--- start of DATASET CONTENT ---
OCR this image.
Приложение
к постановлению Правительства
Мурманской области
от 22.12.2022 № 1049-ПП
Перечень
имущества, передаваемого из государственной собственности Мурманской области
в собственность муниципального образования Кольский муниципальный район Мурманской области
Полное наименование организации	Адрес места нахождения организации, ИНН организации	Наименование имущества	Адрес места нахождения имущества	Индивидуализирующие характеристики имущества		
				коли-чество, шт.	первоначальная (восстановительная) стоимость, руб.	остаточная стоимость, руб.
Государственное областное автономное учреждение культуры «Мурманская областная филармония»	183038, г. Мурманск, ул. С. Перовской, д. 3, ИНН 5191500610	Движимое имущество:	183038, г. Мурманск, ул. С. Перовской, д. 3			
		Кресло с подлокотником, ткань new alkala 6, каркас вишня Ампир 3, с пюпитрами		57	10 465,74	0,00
--- end of DATASET CONTENT ---
Using the data above, repeat every line exactly.

OCR this image.
Приложение
к постановлению Правительства
Мурманской области
от 22.12.2022 № 1049-ПП
Перечень
имущества, передаваемого из государственной собственности Мурманской области
в собственность муниципального образования Кольский муниципальный район Мурманской области
Полное наименование организации	Адрес места нахождения организации, ИНН организации	Наименование имущества	Адрес места нахождения имущества	Индивидуализирующие характеристики имущества		
				коли-чество, шт.	первоначальная (восстановительная) стоимость, руб.	остаточная стоимость, руб.
Государственное областное автономное учреждение культуры «Мурманская областная филармония»	183038, г. Мурманск, ул. С. Перовской, д. 3, ИНН 5191500610	Движимое имущество:	183038, г. Мурманск, ул. С. Перовской, д. 3			
		Кресло с подлокотником, ткань new alkala 6, каркас вишня Ампир 3, с пюпитрами		57	10 465,74	0,00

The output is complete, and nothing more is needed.